BRIEF
Can you reproduce every line of the records below word for word, leaving out the pictures?
-------- STORED RECORDS
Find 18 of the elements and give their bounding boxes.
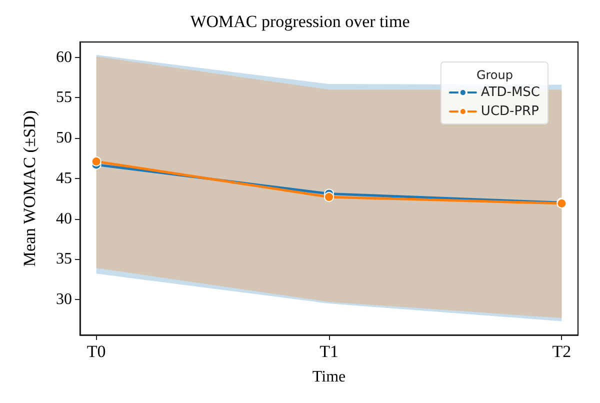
legend-label: ATD-MSC [480,85,540,100]
x-tick-label: T2 [552,342,572,361]
y-tick-label: 55 [56,89,72,106]
x-tick-label: T0 [86,342,106,361]
point [324,192,334,202]
y-tick-label: 50 [56,130,72,147]
y-tick-label: 45 [56,170,72,187]
chart-title: WOMAC progression over time [190,12,410,31]
y-axis-title: Mean WOMAC (±SD) [20,110,39,267]
y-tick-label: 30 [56,290,72,308]
x-tick-label: T1 [320,342,338,361]
y-tick-label: 60 [56,48,72,66]
x-axis-title: Time [312,368,346,386]
point [91,156,102,166]
y-tick-label: 35 [56,250,72,268]
y-tick-label: 40 [56,210,72,228]
legend-label: UCD-PRP [480,104,540,119]
legend-title: Group [476,68,514,82]
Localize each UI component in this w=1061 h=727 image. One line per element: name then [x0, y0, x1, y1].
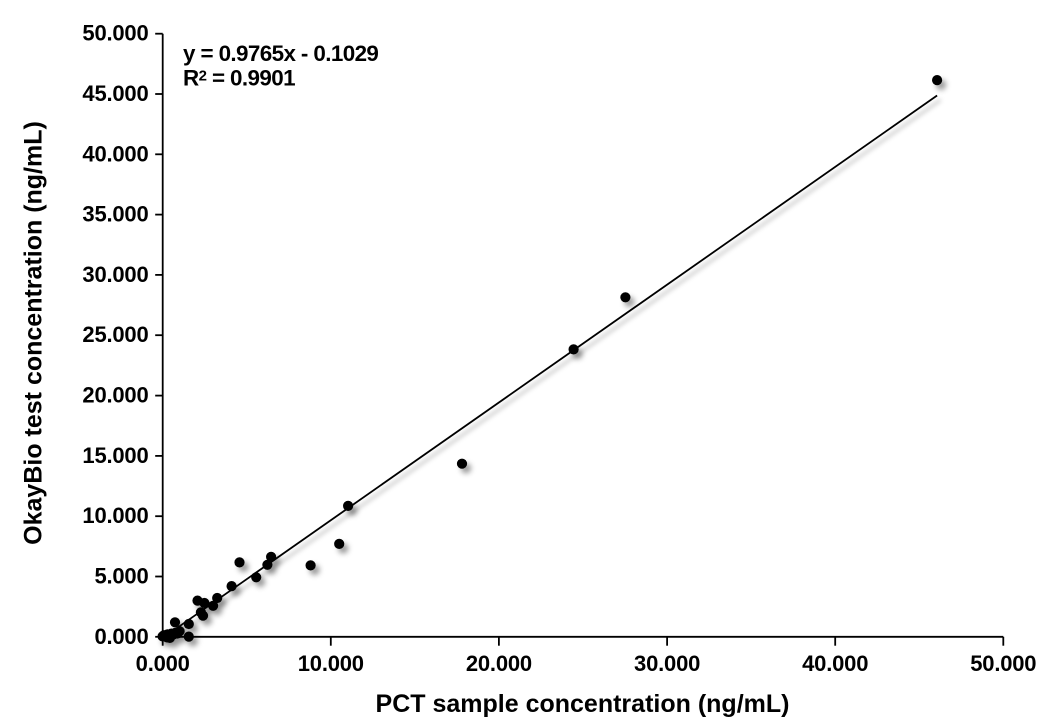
----------------
ANSWER TO THIS EXERCISE
Find 18 of the elements and give their bounding boxes.
legend-label: ATD-MSC [480,85,540,100]
x-tick-label: T2 [552,342,572,361]
y-tick-label: 55 [56,89,72,106]
x-tick-label: T0 [86,342,106,361]
point [324,192,334,202]
y-tick-label: 50 [56,130,72,147]
y-tick-label: 45 [56,170,72,187]
chart-title: WOMAC progression over time [190,12,410,31]
y-axis-title: Mean WOMAC (±SD) [20,110,39,267]
y-tick-label: 30 [56,290,72,308]
x-tick-label: T1 [320,342,338,361]
y-tick-label: 60 [56,48,72,66]
x-axis-title: Time [312,368,346,386]
point [91,156,102,166]
y-tick-label: 35 [56,250,72,268]
y-tick-label: 40 [56,210,72,228]
legend-label: UCD-PRP [480,104,540,119]
legend-title: Group [476,68,514,82]
Localize each UI component in this w=1061 h=727 image. One line per element: name then [x0, y0, x1, y1].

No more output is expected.